- _Instructions for the task_: Where a line in the listing below contains the word "Entropy", copy that line.

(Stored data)
※ ※ ※

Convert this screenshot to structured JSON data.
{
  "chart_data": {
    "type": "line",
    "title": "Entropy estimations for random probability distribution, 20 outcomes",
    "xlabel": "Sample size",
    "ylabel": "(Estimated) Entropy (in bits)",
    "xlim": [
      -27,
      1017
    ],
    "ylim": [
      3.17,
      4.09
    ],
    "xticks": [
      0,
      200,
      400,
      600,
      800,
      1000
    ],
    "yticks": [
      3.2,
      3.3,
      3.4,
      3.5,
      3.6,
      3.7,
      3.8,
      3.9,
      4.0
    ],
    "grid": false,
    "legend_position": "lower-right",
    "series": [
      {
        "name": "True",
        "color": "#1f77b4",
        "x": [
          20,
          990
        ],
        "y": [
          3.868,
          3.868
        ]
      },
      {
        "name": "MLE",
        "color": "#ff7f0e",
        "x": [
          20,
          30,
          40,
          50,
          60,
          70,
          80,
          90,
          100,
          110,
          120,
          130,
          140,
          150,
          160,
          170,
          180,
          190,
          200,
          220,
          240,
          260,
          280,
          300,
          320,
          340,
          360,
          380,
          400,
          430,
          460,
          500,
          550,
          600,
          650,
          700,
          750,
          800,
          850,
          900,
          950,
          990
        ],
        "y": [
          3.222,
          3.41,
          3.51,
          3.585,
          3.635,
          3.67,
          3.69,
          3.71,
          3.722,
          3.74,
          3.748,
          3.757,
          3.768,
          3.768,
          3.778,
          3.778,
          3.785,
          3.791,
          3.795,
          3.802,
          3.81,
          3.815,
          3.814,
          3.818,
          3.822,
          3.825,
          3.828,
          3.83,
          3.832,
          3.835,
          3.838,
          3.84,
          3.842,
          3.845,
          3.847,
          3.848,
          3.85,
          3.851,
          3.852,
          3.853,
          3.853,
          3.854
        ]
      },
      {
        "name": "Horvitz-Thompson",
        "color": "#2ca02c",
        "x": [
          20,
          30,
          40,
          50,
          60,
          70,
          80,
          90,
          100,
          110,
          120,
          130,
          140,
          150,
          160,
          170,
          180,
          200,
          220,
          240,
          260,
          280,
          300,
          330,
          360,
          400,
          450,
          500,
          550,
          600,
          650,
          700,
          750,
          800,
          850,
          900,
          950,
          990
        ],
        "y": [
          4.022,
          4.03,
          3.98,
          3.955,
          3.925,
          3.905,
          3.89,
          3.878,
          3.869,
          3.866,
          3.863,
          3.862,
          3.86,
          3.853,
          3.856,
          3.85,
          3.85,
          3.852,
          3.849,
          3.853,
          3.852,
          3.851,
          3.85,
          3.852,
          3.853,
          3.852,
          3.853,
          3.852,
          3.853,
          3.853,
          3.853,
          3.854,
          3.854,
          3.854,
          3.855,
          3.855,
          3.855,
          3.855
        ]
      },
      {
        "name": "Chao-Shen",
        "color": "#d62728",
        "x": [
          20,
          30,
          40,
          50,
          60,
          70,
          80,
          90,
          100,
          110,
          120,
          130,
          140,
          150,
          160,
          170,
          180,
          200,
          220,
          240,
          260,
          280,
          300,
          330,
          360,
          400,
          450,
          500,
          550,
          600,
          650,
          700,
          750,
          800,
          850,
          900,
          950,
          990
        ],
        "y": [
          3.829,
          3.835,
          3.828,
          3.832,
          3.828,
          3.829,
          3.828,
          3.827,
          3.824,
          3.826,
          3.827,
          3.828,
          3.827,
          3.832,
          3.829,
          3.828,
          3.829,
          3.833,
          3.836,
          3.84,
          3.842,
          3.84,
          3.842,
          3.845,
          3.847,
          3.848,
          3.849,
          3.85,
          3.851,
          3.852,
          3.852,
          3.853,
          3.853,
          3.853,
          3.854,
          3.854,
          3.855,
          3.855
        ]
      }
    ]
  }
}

※ ※ ※

- _In response_:
    "title": "Entropy estimations for random probability distribution, 20 outcomes",
    "ylabel": "(Estimated) Entropy (in bits)",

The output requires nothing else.